=== Stored data ===
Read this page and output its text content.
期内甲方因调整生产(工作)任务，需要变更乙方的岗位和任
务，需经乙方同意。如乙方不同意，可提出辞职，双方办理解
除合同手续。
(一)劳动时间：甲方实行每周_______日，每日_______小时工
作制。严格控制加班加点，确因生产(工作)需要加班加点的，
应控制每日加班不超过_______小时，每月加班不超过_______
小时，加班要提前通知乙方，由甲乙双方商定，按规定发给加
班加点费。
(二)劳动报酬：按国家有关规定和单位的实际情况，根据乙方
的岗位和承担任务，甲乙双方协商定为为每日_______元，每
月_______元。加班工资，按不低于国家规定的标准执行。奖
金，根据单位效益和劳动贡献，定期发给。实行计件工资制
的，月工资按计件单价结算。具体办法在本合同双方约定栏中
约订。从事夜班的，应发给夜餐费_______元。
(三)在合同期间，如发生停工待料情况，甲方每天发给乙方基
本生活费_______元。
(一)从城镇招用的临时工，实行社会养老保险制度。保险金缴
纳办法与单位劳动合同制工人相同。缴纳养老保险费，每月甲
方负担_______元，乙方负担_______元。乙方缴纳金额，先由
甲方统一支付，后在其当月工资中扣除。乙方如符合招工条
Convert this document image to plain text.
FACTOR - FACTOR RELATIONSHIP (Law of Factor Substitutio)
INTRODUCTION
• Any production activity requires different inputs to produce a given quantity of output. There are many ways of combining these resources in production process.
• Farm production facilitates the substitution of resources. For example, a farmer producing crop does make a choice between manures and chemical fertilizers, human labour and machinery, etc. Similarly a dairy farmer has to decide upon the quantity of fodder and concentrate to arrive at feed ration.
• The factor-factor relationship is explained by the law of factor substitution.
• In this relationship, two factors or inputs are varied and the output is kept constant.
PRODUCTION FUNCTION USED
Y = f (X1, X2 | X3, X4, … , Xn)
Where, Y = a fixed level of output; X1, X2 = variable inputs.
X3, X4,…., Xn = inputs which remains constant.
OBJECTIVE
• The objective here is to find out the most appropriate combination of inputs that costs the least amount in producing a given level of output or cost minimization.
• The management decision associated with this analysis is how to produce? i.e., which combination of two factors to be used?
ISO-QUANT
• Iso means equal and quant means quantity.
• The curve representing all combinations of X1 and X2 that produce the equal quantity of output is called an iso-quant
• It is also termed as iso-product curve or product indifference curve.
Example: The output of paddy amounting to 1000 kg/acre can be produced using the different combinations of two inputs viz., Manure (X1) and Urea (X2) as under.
===
To do:
Collect each line of the entries that has the word "producing", copying it in full.

Result of this task:
• Farm production facilitates the substitution of resources. For example, a farmer producing crop does make a choice between manures and chemical fertilizers, human labour and machinery, etc. Similarly a dairy farmer has to decide upon the quantity of fodder and concentrate to arrive at feed ration.
• The objective here is to find out the most appropriate combination of inputs that costs the least amount in producing a given level of output or cost minimization.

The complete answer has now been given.